-- Exercise goal --
Report how many lines in the records hold the string "What"; give the number and nothing else.

-- Record excerpts --
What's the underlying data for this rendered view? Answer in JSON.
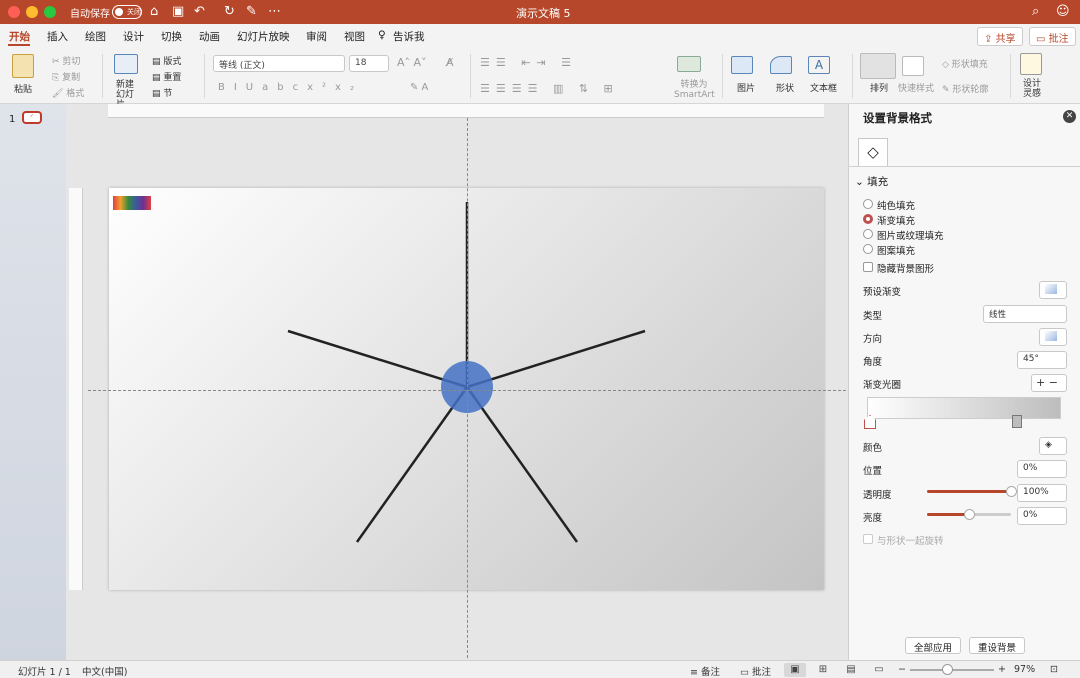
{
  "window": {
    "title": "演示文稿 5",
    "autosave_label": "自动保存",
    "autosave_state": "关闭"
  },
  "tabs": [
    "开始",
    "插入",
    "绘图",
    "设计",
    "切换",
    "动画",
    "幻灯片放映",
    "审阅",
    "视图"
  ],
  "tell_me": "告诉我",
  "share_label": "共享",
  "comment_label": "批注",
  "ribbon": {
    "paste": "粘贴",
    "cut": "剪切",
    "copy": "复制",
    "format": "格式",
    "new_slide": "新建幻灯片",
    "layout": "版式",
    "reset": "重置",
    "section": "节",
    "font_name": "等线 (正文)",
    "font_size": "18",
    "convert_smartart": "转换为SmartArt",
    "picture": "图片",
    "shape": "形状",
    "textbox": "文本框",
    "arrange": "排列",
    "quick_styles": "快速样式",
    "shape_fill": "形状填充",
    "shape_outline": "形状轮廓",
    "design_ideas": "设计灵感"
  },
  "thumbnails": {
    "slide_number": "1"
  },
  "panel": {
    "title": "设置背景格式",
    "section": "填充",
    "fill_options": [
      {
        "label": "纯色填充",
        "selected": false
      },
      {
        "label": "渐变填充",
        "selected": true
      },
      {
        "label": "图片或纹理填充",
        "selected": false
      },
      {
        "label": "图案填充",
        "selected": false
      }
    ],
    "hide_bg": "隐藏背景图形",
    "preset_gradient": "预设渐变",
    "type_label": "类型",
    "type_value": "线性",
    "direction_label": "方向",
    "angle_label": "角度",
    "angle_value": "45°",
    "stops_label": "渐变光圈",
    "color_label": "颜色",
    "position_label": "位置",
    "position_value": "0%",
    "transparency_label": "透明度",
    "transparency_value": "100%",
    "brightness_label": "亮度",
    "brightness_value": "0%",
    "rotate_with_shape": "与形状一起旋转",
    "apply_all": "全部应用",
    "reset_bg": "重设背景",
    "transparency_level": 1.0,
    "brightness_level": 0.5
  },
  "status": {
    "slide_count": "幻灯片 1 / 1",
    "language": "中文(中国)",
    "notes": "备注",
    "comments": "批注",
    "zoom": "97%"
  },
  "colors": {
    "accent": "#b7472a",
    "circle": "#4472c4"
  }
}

--

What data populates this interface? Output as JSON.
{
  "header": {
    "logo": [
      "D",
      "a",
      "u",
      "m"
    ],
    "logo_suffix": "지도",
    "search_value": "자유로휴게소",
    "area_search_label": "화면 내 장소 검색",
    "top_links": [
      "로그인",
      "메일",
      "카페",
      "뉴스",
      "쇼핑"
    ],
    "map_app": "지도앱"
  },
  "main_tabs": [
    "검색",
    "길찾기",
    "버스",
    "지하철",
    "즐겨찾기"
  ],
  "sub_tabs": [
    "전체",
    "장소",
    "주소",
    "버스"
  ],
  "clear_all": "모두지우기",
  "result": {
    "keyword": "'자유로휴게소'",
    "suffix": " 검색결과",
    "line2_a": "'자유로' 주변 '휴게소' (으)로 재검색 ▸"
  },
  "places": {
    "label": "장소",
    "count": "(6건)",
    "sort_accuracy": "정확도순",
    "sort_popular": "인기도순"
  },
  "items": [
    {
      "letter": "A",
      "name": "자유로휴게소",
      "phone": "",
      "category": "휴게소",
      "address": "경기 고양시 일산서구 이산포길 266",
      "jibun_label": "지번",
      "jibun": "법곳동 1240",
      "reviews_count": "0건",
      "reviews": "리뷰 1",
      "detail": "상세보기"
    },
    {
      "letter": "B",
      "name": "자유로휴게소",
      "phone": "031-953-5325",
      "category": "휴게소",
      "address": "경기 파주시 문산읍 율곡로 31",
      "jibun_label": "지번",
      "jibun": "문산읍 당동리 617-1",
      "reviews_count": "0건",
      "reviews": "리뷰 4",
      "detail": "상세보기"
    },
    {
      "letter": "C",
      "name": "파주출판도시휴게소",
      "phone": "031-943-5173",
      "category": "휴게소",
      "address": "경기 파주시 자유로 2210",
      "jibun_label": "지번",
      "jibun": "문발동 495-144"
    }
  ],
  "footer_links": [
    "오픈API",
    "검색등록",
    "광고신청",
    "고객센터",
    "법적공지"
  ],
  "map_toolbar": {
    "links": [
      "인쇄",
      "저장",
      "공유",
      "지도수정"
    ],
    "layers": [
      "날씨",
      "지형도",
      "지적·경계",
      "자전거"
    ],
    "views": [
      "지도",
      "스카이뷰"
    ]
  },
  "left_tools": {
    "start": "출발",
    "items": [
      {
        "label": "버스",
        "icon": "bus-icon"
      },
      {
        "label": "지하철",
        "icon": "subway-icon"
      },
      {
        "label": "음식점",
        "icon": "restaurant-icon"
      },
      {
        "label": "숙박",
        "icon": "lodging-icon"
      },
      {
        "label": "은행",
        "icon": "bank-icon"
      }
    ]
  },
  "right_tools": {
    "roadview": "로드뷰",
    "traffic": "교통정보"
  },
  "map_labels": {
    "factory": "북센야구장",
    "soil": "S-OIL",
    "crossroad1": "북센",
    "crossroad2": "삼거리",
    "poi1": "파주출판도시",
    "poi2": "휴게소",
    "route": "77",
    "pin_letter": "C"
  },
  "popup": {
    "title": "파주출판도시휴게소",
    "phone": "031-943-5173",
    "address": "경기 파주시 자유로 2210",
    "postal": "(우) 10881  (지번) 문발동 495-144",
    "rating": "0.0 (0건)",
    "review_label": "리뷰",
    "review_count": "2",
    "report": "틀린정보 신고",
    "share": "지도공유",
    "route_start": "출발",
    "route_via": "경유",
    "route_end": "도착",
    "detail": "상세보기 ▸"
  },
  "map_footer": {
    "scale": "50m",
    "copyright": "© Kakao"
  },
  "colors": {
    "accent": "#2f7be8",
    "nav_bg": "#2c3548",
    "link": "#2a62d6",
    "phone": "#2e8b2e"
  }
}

-- Expected answer --
2